▶ **REQUIRED TASK**: In the data that follows, count the lines in which the word "ylabel" occurs, and report that figure alone.

▶ **Entries with figure data**:

☆ ☆ ☆ ☆

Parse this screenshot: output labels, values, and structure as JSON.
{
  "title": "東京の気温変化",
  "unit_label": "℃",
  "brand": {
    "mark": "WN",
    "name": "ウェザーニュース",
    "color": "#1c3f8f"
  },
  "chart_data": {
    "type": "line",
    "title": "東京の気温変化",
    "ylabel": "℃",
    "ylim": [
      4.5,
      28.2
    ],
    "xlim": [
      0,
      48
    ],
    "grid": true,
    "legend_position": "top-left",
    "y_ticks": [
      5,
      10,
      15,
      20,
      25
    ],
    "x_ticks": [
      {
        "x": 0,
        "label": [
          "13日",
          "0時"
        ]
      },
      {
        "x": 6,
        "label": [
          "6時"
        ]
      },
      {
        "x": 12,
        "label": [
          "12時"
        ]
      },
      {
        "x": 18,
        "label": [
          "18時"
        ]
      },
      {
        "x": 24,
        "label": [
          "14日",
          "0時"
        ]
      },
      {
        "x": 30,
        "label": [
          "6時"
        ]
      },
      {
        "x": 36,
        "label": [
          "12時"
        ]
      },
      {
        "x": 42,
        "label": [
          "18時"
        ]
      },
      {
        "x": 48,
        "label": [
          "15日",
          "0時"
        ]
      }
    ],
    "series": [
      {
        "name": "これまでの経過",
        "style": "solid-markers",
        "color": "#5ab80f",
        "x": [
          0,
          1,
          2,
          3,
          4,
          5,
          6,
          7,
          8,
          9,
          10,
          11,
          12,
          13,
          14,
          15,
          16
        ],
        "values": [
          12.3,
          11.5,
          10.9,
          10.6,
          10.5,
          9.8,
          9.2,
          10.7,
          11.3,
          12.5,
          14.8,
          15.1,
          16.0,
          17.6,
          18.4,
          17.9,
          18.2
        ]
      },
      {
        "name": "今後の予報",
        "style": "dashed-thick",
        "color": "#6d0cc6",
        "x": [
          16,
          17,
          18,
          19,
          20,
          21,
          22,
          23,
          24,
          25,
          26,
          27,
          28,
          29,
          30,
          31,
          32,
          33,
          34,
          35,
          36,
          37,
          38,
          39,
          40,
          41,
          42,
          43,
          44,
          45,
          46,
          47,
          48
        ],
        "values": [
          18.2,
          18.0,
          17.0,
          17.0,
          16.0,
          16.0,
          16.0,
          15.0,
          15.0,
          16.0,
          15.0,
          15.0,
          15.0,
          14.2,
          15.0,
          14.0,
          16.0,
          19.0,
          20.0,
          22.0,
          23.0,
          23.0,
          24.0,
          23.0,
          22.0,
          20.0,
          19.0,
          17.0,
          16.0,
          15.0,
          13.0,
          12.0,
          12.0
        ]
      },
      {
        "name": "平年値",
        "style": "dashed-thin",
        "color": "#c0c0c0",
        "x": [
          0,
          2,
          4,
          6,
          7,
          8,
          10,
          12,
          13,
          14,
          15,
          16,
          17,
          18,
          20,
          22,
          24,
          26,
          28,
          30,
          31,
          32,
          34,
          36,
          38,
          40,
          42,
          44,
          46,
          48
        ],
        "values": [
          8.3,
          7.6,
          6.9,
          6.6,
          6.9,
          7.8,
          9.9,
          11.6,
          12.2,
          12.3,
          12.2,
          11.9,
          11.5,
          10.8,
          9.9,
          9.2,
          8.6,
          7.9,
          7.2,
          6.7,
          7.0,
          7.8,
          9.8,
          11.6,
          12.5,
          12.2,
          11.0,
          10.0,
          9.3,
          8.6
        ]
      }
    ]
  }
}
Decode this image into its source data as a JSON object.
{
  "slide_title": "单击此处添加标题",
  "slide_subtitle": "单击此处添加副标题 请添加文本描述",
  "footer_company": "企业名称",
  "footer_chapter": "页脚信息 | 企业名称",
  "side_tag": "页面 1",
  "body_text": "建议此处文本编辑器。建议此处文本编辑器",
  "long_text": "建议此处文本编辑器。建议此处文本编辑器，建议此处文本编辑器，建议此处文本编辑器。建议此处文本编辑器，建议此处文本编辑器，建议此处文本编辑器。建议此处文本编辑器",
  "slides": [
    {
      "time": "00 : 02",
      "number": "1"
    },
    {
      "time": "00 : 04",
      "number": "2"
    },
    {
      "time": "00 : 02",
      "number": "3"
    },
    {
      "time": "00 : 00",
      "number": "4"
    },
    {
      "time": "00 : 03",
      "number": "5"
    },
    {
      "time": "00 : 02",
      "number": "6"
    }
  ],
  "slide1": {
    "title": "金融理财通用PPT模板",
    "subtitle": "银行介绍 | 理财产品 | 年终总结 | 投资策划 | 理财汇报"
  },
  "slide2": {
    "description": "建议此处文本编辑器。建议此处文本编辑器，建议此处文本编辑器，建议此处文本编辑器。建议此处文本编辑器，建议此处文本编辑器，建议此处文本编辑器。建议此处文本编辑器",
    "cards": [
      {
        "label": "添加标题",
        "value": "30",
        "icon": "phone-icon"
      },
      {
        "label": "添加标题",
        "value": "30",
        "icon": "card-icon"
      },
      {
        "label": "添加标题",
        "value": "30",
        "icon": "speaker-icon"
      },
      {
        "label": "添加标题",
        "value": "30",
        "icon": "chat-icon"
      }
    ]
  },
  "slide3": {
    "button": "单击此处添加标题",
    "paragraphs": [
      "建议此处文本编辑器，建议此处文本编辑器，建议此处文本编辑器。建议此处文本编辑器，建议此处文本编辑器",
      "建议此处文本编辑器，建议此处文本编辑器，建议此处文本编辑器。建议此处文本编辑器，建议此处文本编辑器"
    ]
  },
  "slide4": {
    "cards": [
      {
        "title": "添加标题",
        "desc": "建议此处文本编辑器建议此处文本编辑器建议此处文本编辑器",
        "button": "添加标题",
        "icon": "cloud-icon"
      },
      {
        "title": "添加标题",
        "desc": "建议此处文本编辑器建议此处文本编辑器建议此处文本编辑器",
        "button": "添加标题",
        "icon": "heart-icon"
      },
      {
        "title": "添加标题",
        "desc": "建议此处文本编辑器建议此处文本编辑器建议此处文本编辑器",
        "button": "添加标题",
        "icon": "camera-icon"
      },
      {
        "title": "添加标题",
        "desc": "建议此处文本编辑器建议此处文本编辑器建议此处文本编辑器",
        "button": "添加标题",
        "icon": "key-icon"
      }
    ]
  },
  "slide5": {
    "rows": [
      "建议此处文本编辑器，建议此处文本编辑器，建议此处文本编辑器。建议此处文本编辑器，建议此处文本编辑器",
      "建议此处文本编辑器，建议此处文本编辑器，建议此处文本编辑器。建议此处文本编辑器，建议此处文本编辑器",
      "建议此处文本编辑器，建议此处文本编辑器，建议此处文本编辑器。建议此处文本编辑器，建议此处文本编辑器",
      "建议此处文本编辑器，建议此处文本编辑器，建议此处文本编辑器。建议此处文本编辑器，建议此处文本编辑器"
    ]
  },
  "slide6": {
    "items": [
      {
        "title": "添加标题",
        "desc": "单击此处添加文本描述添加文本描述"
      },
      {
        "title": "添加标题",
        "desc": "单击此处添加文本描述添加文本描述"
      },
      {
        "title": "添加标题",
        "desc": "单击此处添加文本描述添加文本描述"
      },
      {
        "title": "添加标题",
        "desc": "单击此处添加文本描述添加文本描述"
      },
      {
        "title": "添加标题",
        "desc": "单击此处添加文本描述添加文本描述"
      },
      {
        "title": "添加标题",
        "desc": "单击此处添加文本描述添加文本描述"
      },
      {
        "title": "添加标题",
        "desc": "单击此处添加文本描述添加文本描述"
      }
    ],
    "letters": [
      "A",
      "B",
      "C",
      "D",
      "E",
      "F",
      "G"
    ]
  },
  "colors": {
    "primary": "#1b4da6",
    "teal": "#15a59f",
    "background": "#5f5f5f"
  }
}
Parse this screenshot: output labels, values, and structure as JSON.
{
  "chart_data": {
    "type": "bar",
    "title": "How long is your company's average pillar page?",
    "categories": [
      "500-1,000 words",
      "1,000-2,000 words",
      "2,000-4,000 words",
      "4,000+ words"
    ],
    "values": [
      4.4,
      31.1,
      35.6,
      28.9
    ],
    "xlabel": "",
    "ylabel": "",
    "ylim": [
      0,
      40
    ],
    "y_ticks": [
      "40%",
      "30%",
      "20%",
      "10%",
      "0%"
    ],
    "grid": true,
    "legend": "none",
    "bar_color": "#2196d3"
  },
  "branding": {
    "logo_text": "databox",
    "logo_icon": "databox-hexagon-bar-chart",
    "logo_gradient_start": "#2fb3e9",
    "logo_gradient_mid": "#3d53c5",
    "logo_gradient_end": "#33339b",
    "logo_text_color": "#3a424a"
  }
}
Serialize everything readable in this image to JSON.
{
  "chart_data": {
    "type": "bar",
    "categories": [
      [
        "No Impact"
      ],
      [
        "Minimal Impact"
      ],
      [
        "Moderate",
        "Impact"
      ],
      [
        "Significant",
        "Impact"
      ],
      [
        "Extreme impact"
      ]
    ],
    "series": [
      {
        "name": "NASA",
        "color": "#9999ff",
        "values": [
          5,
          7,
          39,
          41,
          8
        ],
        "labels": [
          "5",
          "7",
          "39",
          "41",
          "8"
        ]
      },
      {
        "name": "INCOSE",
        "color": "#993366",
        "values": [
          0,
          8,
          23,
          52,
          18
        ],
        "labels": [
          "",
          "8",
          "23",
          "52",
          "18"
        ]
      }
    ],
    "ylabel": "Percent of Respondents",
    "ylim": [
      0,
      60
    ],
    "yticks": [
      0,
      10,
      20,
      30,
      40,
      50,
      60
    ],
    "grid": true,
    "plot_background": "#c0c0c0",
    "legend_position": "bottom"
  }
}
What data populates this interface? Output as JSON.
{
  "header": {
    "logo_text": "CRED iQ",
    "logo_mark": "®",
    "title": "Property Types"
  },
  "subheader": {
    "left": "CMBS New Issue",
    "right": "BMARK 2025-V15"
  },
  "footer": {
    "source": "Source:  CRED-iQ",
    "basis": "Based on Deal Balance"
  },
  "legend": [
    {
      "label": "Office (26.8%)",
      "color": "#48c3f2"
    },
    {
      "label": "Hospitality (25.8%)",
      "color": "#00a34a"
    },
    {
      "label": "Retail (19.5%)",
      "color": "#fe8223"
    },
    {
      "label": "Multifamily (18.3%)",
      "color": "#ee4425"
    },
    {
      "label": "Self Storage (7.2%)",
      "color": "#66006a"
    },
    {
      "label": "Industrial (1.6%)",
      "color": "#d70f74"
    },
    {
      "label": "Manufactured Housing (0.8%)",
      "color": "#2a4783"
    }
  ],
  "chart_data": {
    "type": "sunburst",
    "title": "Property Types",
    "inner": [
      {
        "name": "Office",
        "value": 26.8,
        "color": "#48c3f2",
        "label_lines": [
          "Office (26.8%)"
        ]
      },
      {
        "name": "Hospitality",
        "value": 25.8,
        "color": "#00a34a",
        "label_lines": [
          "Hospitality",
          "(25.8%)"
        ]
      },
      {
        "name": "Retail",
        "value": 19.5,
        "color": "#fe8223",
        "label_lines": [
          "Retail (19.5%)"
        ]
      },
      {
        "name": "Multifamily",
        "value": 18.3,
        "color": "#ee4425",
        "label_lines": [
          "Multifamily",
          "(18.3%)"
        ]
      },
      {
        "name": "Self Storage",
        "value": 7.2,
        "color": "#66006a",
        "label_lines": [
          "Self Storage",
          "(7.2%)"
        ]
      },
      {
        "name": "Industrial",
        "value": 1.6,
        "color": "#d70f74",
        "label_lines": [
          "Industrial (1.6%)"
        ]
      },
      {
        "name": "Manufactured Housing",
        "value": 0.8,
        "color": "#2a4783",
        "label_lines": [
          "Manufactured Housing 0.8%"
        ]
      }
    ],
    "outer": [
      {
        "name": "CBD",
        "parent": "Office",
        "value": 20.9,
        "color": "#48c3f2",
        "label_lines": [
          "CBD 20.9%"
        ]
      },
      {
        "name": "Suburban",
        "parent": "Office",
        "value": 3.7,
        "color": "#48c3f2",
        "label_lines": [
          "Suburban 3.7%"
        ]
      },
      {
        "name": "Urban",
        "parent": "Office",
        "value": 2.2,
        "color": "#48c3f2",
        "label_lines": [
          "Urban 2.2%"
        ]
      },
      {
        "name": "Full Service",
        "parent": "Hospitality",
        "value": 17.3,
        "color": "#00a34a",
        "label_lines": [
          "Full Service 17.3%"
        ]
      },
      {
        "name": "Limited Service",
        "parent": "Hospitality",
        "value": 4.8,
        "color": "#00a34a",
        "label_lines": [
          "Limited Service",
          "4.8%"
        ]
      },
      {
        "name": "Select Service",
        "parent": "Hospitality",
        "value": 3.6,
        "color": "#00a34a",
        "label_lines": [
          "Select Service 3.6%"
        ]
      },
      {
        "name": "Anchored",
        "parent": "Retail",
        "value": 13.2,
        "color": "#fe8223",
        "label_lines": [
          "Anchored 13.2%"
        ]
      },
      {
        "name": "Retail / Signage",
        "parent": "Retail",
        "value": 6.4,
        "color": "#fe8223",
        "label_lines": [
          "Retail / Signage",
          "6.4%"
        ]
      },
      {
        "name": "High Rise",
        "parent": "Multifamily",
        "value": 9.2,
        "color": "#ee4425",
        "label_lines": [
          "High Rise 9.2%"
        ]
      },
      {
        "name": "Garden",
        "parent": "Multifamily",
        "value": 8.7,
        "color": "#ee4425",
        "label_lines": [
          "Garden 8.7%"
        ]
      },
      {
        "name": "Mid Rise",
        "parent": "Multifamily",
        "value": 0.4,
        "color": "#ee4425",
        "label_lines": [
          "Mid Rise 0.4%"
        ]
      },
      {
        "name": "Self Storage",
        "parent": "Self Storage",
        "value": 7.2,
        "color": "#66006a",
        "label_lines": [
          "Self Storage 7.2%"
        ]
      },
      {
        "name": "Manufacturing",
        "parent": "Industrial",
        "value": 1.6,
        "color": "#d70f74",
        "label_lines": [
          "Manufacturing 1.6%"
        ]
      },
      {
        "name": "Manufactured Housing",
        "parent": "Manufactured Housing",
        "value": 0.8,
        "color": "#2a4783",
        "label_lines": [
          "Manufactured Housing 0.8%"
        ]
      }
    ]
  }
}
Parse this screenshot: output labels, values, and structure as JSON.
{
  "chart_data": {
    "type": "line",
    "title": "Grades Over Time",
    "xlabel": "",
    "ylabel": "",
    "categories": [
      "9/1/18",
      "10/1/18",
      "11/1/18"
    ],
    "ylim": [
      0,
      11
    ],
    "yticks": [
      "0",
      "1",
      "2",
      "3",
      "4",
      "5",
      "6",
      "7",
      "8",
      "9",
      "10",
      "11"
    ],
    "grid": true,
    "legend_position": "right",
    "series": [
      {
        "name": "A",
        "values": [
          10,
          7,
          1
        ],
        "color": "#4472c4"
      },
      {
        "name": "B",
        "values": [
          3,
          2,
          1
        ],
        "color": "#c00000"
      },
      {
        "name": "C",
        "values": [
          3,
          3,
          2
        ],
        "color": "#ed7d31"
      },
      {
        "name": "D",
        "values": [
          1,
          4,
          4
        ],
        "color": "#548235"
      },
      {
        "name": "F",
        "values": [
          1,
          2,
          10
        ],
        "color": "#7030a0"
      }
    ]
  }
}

☆ ☆ ☆ ☆

▶ **EXERCISE RESULT**: 4